DATA ROWS >>
━━━━━━

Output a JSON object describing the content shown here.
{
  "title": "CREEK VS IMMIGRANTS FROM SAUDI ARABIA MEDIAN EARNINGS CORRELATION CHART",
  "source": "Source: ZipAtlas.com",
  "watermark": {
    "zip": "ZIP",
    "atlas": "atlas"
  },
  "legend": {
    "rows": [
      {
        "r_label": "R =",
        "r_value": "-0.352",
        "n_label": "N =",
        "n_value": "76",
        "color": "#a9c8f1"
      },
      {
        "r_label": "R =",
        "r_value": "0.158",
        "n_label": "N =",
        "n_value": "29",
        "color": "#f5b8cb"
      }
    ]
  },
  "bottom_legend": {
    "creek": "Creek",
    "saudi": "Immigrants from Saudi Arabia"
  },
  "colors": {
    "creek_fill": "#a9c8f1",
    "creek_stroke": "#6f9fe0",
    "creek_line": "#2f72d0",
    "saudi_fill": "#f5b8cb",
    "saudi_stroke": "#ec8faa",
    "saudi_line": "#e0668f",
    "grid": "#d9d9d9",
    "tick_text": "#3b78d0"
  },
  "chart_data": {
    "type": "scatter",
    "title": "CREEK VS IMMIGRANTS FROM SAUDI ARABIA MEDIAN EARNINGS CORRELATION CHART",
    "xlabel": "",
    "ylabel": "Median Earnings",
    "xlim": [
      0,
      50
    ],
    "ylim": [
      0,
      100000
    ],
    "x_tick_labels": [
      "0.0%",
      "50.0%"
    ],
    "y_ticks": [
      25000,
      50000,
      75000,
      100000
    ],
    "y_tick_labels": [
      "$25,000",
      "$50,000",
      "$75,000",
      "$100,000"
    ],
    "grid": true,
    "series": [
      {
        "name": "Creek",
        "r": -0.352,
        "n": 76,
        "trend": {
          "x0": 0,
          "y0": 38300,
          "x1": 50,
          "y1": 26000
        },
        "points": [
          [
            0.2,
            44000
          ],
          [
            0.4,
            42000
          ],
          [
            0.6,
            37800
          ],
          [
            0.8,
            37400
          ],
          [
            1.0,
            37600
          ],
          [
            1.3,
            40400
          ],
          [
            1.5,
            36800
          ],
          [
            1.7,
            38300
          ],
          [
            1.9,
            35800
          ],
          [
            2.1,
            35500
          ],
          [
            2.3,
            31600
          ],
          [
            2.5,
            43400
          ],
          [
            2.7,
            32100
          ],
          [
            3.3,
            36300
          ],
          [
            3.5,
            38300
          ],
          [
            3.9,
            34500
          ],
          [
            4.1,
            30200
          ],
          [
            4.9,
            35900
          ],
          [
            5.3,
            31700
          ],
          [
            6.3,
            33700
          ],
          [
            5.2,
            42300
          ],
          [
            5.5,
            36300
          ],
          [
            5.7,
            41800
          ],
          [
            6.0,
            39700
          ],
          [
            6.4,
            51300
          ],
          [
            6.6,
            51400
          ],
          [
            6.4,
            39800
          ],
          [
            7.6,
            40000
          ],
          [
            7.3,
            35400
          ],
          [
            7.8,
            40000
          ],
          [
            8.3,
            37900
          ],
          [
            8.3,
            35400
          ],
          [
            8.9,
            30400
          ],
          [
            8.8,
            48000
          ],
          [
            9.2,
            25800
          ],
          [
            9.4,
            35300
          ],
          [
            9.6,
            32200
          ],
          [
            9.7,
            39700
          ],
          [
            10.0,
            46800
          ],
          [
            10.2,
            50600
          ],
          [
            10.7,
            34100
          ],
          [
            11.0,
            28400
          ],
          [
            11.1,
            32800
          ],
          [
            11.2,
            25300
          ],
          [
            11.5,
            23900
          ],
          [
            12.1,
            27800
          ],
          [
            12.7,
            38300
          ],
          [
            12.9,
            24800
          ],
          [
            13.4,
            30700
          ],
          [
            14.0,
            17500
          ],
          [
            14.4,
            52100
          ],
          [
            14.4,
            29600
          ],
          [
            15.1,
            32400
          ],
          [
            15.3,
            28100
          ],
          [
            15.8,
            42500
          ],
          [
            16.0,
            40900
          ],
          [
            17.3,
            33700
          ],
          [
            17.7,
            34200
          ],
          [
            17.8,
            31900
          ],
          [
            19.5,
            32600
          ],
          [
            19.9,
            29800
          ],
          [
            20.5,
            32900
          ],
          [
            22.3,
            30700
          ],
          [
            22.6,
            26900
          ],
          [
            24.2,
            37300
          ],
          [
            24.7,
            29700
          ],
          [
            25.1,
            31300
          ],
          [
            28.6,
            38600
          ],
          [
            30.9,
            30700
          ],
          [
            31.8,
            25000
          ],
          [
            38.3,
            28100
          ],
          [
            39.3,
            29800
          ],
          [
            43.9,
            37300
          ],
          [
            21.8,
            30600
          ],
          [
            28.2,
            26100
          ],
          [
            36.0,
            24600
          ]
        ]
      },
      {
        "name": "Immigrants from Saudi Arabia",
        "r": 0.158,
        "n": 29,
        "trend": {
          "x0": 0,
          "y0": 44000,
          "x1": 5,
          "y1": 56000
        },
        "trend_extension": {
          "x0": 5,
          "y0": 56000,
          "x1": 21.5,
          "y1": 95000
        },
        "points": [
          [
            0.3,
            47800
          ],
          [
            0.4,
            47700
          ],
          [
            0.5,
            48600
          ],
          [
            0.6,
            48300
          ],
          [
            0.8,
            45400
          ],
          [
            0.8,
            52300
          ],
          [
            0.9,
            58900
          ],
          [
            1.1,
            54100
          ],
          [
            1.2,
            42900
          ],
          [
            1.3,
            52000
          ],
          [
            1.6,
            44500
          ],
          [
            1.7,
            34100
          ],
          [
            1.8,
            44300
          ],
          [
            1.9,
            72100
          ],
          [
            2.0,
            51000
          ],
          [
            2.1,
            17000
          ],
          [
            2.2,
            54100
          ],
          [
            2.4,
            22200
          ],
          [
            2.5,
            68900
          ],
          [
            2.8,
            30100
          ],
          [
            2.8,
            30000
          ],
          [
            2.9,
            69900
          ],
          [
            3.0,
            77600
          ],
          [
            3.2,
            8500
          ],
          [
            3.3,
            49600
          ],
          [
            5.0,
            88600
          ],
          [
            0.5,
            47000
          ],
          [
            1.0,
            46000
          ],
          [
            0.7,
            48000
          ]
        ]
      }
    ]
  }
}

━━━━━━

GIVEN PROBLEM >> Using the listing above, return all lines where the word "CORRELATION" occurs.

REPLY TO THE EXERCISE >>
  "title": "CREEK VS IMMIGRANTS FROM SAUDI ARABIA MEDIAN EARNINGS CORRELATION CHART",
    "title": "CREEK VS IMMIGRANTS FROM SAUDI ARABIA MEDIAN EARNINGS CORRELATION CHART",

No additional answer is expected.